### DATA EXCERPTS
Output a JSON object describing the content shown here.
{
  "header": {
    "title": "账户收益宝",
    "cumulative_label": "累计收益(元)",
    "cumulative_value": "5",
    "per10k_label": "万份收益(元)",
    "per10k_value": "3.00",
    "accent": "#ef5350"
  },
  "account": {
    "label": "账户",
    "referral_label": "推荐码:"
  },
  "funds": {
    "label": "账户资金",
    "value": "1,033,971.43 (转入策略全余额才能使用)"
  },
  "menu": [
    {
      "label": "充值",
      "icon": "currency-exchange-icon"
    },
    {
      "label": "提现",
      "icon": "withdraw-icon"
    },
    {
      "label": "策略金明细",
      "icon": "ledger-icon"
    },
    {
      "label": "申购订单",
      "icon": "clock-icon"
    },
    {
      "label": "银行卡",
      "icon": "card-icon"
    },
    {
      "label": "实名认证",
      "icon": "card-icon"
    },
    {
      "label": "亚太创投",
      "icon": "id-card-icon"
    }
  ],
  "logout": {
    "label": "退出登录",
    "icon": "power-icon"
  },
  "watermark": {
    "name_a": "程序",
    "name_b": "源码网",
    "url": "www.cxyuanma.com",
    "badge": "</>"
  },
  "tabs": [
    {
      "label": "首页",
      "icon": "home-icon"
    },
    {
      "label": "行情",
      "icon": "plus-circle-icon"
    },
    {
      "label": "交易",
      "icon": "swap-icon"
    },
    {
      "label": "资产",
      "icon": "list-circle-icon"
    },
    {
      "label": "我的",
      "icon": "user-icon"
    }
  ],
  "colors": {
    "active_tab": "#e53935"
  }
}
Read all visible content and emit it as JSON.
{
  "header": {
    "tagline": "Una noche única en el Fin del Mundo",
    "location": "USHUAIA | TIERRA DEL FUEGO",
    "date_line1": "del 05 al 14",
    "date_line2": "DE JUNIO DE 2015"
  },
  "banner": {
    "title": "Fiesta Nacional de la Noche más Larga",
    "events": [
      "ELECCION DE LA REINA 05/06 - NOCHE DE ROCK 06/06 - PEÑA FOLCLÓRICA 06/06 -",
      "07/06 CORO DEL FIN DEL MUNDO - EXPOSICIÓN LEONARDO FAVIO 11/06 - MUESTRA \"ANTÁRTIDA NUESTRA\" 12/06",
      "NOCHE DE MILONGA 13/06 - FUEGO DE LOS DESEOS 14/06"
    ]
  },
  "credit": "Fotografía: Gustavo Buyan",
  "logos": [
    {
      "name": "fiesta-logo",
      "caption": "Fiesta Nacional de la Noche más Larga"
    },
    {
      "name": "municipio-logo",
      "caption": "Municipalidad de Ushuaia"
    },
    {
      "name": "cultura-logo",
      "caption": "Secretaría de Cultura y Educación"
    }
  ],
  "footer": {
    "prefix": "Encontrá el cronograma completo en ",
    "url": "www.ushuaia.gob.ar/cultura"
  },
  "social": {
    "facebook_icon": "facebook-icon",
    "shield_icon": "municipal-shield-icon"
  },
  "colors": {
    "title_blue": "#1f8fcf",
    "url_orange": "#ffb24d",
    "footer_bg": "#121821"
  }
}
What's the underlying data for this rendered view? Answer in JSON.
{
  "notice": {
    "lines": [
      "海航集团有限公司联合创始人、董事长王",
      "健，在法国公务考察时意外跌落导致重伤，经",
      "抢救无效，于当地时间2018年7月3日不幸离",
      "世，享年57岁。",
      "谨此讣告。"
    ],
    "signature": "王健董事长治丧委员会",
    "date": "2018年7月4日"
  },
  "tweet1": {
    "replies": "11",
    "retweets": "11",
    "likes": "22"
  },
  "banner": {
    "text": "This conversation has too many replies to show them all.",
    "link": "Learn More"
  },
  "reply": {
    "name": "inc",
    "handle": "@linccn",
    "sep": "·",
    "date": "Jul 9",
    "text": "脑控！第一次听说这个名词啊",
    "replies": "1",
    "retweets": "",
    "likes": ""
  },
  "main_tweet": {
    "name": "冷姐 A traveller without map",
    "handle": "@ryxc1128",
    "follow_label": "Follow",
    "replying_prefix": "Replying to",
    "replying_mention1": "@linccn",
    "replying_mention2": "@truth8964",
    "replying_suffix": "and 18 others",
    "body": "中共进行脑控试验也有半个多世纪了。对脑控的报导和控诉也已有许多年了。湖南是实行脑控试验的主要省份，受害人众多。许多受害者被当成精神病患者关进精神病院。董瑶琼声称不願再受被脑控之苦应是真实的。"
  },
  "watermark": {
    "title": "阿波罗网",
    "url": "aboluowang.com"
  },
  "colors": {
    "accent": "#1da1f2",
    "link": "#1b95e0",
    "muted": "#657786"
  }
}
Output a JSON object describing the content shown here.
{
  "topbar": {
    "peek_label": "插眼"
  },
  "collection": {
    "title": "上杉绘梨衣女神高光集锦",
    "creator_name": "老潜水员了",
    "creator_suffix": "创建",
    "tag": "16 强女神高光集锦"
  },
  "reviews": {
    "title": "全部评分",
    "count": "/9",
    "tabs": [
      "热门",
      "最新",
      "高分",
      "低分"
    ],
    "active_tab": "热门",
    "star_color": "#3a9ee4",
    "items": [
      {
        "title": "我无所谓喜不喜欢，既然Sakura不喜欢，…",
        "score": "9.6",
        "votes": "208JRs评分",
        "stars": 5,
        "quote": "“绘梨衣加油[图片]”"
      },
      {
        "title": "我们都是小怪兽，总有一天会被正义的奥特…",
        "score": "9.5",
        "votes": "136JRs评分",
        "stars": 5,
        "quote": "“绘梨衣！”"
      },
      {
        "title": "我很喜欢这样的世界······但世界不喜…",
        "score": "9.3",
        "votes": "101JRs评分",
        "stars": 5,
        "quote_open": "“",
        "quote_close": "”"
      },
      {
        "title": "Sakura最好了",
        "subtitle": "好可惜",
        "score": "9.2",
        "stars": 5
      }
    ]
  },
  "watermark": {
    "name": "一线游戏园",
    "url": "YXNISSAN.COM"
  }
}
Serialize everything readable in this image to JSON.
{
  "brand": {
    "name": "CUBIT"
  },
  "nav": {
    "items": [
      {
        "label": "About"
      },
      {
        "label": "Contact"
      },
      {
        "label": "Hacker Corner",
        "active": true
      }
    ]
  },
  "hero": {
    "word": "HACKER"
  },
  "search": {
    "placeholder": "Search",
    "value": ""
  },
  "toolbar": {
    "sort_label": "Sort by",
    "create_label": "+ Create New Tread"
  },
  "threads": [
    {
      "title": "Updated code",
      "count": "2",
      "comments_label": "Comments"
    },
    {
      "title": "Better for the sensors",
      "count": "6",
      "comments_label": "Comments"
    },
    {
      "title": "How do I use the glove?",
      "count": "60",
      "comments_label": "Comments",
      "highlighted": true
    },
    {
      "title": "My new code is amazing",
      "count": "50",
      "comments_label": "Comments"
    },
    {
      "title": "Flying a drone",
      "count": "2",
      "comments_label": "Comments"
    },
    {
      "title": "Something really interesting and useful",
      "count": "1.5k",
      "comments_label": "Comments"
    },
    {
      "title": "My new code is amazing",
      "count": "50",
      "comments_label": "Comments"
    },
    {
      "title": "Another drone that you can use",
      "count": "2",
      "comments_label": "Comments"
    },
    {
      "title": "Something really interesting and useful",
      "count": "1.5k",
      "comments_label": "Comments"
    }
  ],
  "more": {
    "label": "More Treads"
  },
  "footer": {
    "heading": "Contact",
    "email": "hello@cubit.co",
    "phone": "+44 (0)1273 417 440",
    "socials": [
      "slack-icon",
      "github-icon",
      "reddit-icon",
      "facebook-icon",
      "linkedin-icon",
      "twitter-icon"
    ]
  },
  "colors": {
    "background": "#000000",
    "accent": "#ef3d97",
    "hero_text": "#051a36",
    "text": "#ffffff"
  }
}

### WORK REQUIRED
Print again each line of the listing above, exactly as it appears.

### CORRECT RESPONSE
Output a JSON object describing the content shown here.
{
  "header": {
    "title": "账户收益宝",
    "cumulative_label": "累计收益(元)",
    "cumulative_value": "5",
    "per10k_label": "万份收益(元)",
    "per10k_value": "3.00",
    "accent": "#ef5350"
  },
  "account": {
    "label": "账户",
    "referral_label": "推荐码:"
  },
  "funds": {
    "label": "账户资金",
    "value": "1,033,971.43 (转入策略全余额才能使用)"
  },
  "menu": [
    {
      "label": "充值",
      "icon": "currency-exchange-icon"
    },
    {
      "label": "提现",
      "icon": "withdraw-icon"
    },
    {
      "label": "策略金明细",
      "icon": "ledger-icon"
    },
    {
      "label": "申购订单",
      "icon": "clock-icon"
    },
    {
      "label": "银行卡",
      "icon": "card-icon"
    },
    {
      "label": "实名认证",
      "icon": "card-icon"
    },
    {
      "label": "亚太创投",
      "icon": "id-card-icon"
    }
  ],
  "logout": {
    "label": "退出登录",
    "icon": "power-icon"
  },
  "watermark": {
    "name_a": "程序",
    "name_b": "源码网",
    "url": "www.cxyuanma.com",
    "badge": "</>"
  },
  "tabs": [
    {
      "label": "首页",
      "icon": "home-icon"
    },
    {
      "label": "行情",
      "icon": "plus-circle-icon"
    },
    {
      "label": "交易",
      "icon": "swap-icon"
    },
    {
      "label": "资产",
      "icon": "list-circle-icon"
    },
    {
      "label": "我的",
      "icon": "user-icon"
    }
  ],
  "colors": {
    "active_tab": "#e53935"
  }
}
Read all visible content and emit it as JSON.
{
  "header": {
    "tagline": "Una noche única en el Fin del Mundo",
    "location": "USHUAIA | TIERRA DEL FUEGO",
    "date_line1": "del 05 al 14",
    "date_line2": "DE JUNIO DE 2015"
  },
  "banner": {
    "title": "Fiesta Nacional de la Noche más Larga",
    "events": [
      "ELECCION DE LA REINA 05/06 - NOCHE DE ROCK 06/06 - PEÑA FOLCLÓRICA 06/06 -",
      "07/06 CORO DEL FIN DEL MUNDO - EXPOSICIÓN LEONARDO FAVIO 11/06 - MUESTRA \"ANTÁRTIDA NUESTRA\" 12/06",
      "NOCHE DE MILONGA 13/06 - FUEGO DE LOS DESEOS 14/06"
    ]
  },
  "credit": "Fotografía: Gustavo Buyan",
  "logos": [
    {
      "name": "fiesta-logo",
      "caption": "Fiesta Nacional de la Noche más Larga"
    },
    {
      "name": "municipio-logo",
      "caption": "Municipalidad de Ushuaia"
    },
    {
      "name": "cultura-logo",
      "caption": "Secretaría de Cultura y Educación"
    }
  ],
  "footer": {
    "prefix": "Encontrá el cronograma completo en ",
    "url": "www.ushuaia.gob.ar/cultura"
  },
  "social": {
    "facebook_icon": "facebook-icon",
    "shield_icon": "municipal-shield-icon"
  },
  "colors": {
    "title_blue": "#1f8fcf",
    "url_orange": "#ffb24d",
    "footer_bg": "#121821"
  }
}
What's the underlying data for this rendered view? Answer in JSON.
{
  "notice": {
    "lines": [
      "海航集团有限公司联合创始人、董事长王",
      "健，在法国公务考察时意外跌落导致重伤，经",
      "抢救无效，于当地时间2018年7月3日不幸离",
      "世，享年57岁。",
      "谨此讣告。"
    ],
    "signature": "王健董事长治丧委员会",
    "date": "2018年7月4日"
  },
  "tweet1": {
    "replies": "11",
    "retweets": "11",
    "likes": "22"
  },
  "banner": {
    "text": "This conversation has too many replies to show them all.",
    "link": "Learn More"
  },
  "reply": {
    "name": "inc",
    "handle": "@linccn",
    "sep": "·",
    "date": "Jul 9",
    "text": "脑控！第一次听说这个名词啊",
    "replies": "1",
    "retweets": "",
    "likes": ""
  },
  "main_tweet": {
    "name": "冷姐 A traveller without map",
    "handle": "@ryxc1128",
    "follow_label": "Follow",
    "replying_prefix": "Replying to",
    "replying_mention1": "@linccn",
    "replying_mention2": "@truth8964",
    "replying_suffix": "and 18 others",
    "body": "中共进行脑控试验也有半个多世纪了。对脑控的报导和控诉也已有许多年了。湖南是实行脑控试验的主要省份，受害人众多。许多受害者被当成精神病患者关进精神病院。董瑶琼声称不願再受被脑控之苦应是真实的。"
  },
  "watermark": {
    "title": "阿波罗网",
    "url": "aboluowang.com"
  },
  "colors": {
    "accent": "#1da1f2",
    "link": "#1b95e0",
    "muted": "#657786"
  }
}
Output a JSON object describing the content shown here.
{
  "topbar": {
    "peek_label": "插眼"
  },
  "collection": {
    "title": "上杉绘梨衣女神高光集锦",
    "creator_name": "老潜水员了",
    "creator_suffix": "创建",
    "tag": "16 强女神高光集锦"
  },
  "reviews": {
    "title": "全部评分",
    "count": "/9",
    "tabs": [
      "热门",
      "最新",
      "高分",
      "低分"
    ],
    "active_tab": "热门",
    "star_color": "#3a9ee4",
    "items": [
      {
        "title": "我无所谓喜不喜欢，既然Sakura不喜欢，…",
        "score": "9.6",
        "votes": "208JRs评分",
        "stars": 5,
        "quote": "“绘梨衣加油[图片]”"
      },
      {
        "title": "我们都是小怪兽，总有一天会被正义的奥特…",
        "score": "9.5",
        "votes": "136JRs评分",
        "stars": 5,
        "quote": "“绘梨衣！”"
      },
      {
        "title": "我很喜欢这样的世界······但世界不喜…",
        "score": "9.3",
        "votes": "101JRs评分",
        "stars": 5,
        "quote_open": "“",
        "quote_close": "”"
      },
      {
        "title": "Sakura最好了",
        "subtitle": "好可惜",
        "score": "9.2",
        "stars": 5
      }
    ]
  },
  "watermark": {
    "name": "一线游戏园",
    "url": "YXNISSAN.COM"
  }
}
Serialize everything readable in this image to JSON.
{
  "brand": {
    "name": "CUBIT"
  },
  "nav": {
    "items": [
      {
        "label": "About"
      },
      {
        "label": "Contact"
      },
      {
        "label": "Hacker Corner",
        "active": true
      }
    ]
  },
  "hero": {
    "word": "HACKER"
  },
  "search": {
    "placeholder": "Search",
    "value": ""
  },
  "toolbar": {
    "sort_label": "Sort by",
    "create_label": "+ Create New Tread"
  },
  "threads": [
    {
      "title": "Updated code",
      "count": "2",
      "comments_label": "Comments"
    },
    {
      "title": "Better for the sensors",
      "count": "6",
      "comments_label": "Comments"
    },
    {
      "title": "How do I use the glove?",
      "count": "60",
      "comments_label": "Comments",
      "highlighted": true
    },
    {
      "title": "My new code is amazing",
      "count": "50",
      "comments_label": "Comments"
    },
    {
      "title": "Flying a drone",
      "count": "2",
      "comments_label": "Comments"
    },
    {
      "title": "Something really interesting and useful",
      "count": "1.5k",
      "comments_label": "Comments"
    },
    {
      "title": "My new code is amazing",
      "count": "50",
      "comments_label": "Comments"
    },
    {
      "title": "Another drone that you can use",
      "count": "2",
      "comments_label": "Comments"
    },
    {
      "title": "Something really interesting and useful",
      "count": "1.5k",
      "comments_label": "Comments"
    }
  ],
  "more": {
    "label": "More Treads"
  },
  "footer": {
    "heading": "Contact",
    "email": "hello@cubit.co",
    "phone": "+44 (0)1273 417 440",
    "socials": [
      "slack-icon",
      "github-icon",
      "reddit-icon",
      "facebook-icon",
      "linkedin-icon",
      "twitter-icon"
    ]
  },
  "colors": {
    "background": "#000000",
    "accent": "#ef3d97",
    "hero_text": "#051a36",
    "text": "#ffffff"
  }
}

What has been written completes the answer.